70 ans de la « conférence de Bandung » : Comment un club élitiste colonial est devenu la scène mondiale de la lutte contre l’impérialisme
Il y a 70 ans, les graines d’un nouvel ordre mondial étaient semées à Bandung (Indonésie). Dans l’ancienne salle des fêtes coloniale Sociëteit Concordia, des dirigeants d’Asie et d’Afrique se sont réunis pour faire front commun contre l’impérialisme et la domination. Le bâtiment – avec un paneau à l’entrée indiquant « Interdit aux chiens et aux indigènes » – où officiers, hommes d’affaires et dignitaires néerlandais célébraient autrefois leur pouvoir colonial est devenu le théâtre de la conférence de Bandung, un événement marquant dans la lutte pour l’indépendance et l’autodétermination. Ce qui était à l’origine un bastion de l’arrogance coloniale est devenu un symbole de libération.

**CONSIGNE À SUIVRE**
Recopiez mot pour mot le passage du texte sur la conférence de Bandung qui va de « 70 ans de la » jusqu'à « symbole de libération. ».

**DONNÉES FOURNIES**

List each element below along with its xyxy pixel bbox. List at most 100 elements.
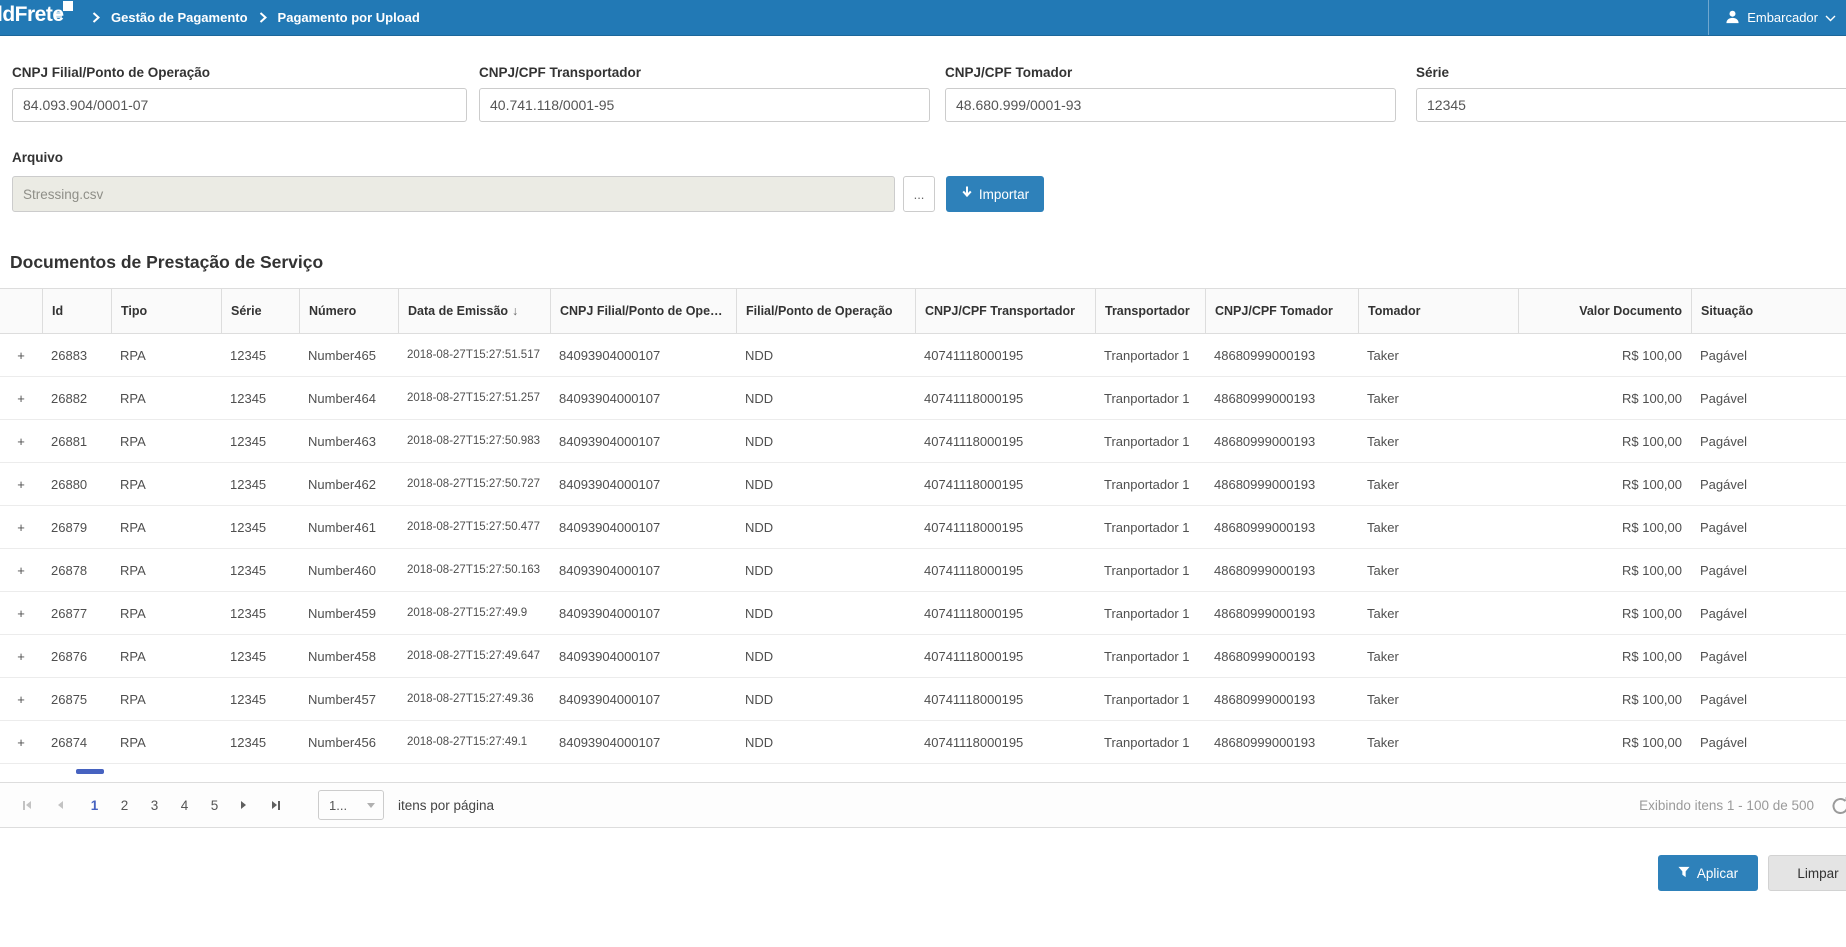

**RÉPONSE AU PROBLÈME**
70 ans de la « conférence de Bandung » : Comment un club élitiste colonial est devenu la scène mondiale de la lutte contre l’impérialisme
Il y a 70 ans, les graines d’un nouvel ordre mondial étaient semées à Bandung (Indonésie). Dans l’ancienne salle des fêtes coloniale Sociëteit Concordia, des dirigeants d’Asie et d’Afrique se sont réunis pour faire front commun contre l’impérialisme et la domination. Le bâtiment – avec un paneau à l’entrée indiquant « Interdit aux chiens et aux indigènes » – où officiers, hommes d’affaires et dignitaires néerlandais célébraient autrefois leur pouvoir colonial est devenu le théâtre de la conférence de Bandung, un événement marquant dans la lutte pour l’indépendance et l’autodétermination. Ce qui était à l’origine un bastion de l’arrogance coloniale est devenu un symbole de libération.